Repeat the listing word for word. No pictures belong in the copy.

┄┄┄┄┄┄┄┄┄┄┄┄┄┄┄┄┄┄┄┄

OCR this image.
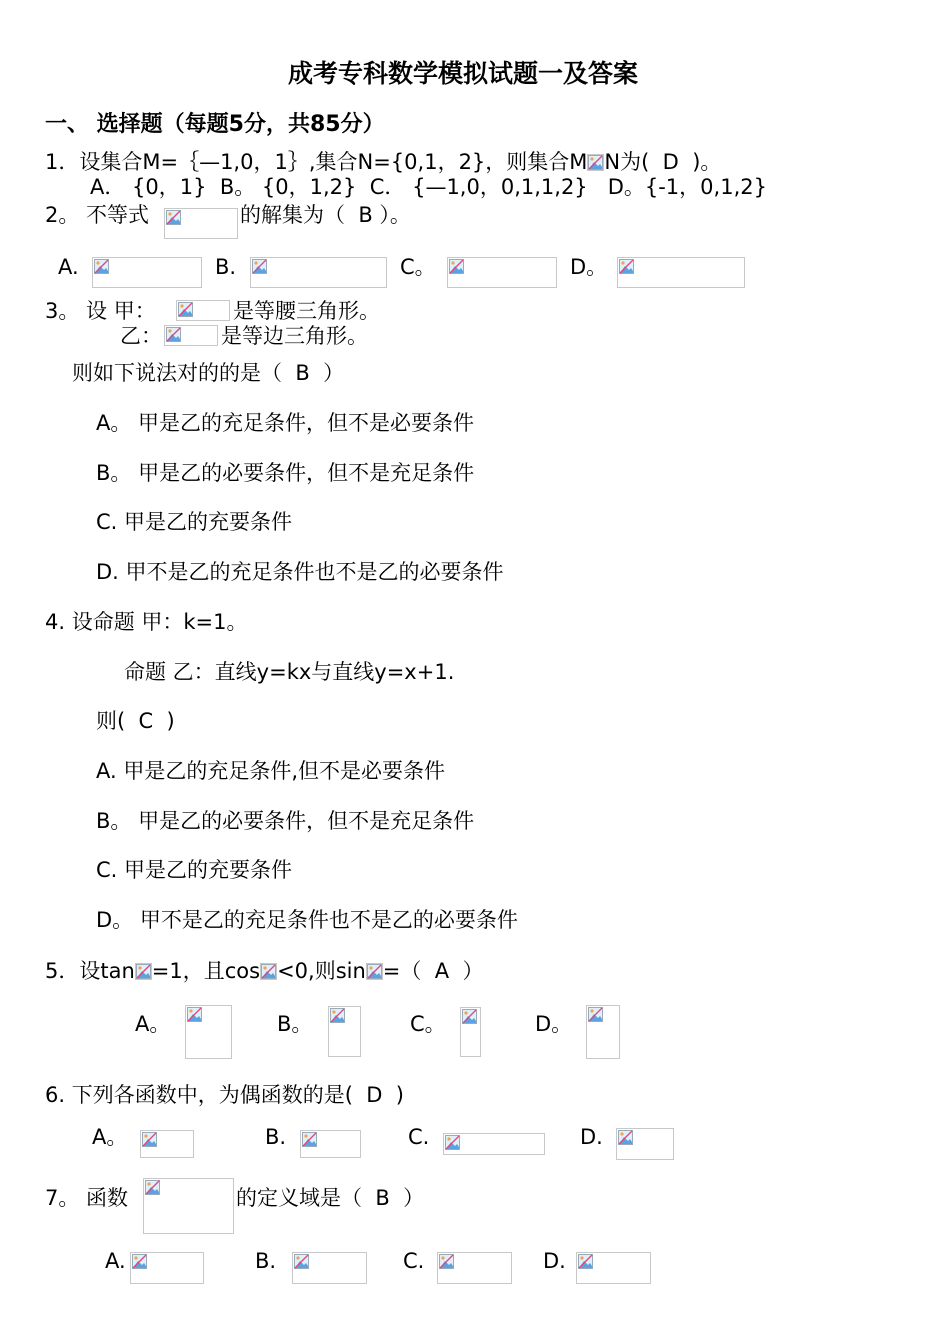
成考专科数学模拟试题一及答案
一、 选择题（每题5分，共85分）
1．设集合M=｛—1,0，1｝,集合N={0,1，2}，则集合M N为(  D  )。
A． {0，1}  B。 {0，1,2}  C． {—1,0，0,1,1,2}   D。{-1，0,1,2}
2。 不等式	的解集为（  B ）。
A.	B.	C。	D。
3。 设 甲：	是等腰三角形。
乙：	是等边三角形。
则如下说法对的的是（  B  ）
A。 甲是乙的充足条件，但不是必要条件
B。 甲是乙的必要条件，但不是充足条件
C. 甲是乙的充要条件
D. 甲不是乙的充足条件也不是乙的必要条件
4. 设命题 甲：k=1。
命题 乙：直线y=kx与直线y=x+1.
则(  C  )
A. 甲是乙的充足条件,但不是必要条件
B。 甲是乙的必要条件，但不是充足条件
C. 甲是乙的充要条件
D。 甲不是乙的充足条件也不是乙的必要条件
5．设tan =1，且cos <0,则sin =（  A  ）
A。	B。	C。	D。
6. 下列各函数中，为偶函数的是(  D  )
A。	B.	C.	D.
7。 函数	的定义域是（  B  ）
A.	B.	C.	D.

┄┄┄┄┄┄┄┄┄┄┄┄┄┄┄┄┄┄┄┄

* [Result of this exercise]:
OCR this image.
成考专科数学模拟试题一及答案
一、 选择题（每题5分，共85分）
1．设集合M=｛—1,0，1｝,集合N={0,1，2}，则集合M N为(  D  )。
A． {0，1}  B。 {0，1,2}  C． {—1,0，0,1,1,2}   D。{-1，0,1,2}
2。 不等式	的解集为（  B ）。
A.	B.	C。	D。
3。 设 甲：	是等腰三角形。
乙：	是等边三角形。
则如下说法对的的是（  B  ）
A。 甲是乙的充足条件，但不是必要条件
B。 甲是乙的必要条件，但不是充足条件
C. 甲是乙的充要条件
D. 甲不是乙的充足条件也不是乙的必要条件
4. 设命题 甲：k=1。
命题 乙：直线y=kx与直线y=x+1.
则(  C  )
A. 甲是乙的充足条件,但不是必要条件
B。 甲是乙的必要条件，但不是充足条件
C. 甲是乙的充要条件
D。 甲不是乙的充足条件也不是乙的必要条件
5．设tan =1，且cos <0,则sin =（  A  ）
A。	B。	C。	D。
6. 下列各函数中，为偶函数的是(  D  )
A。	B.	C.	D.
7。 函数	的定义域是（  B  ）
A.	B.	C.	D.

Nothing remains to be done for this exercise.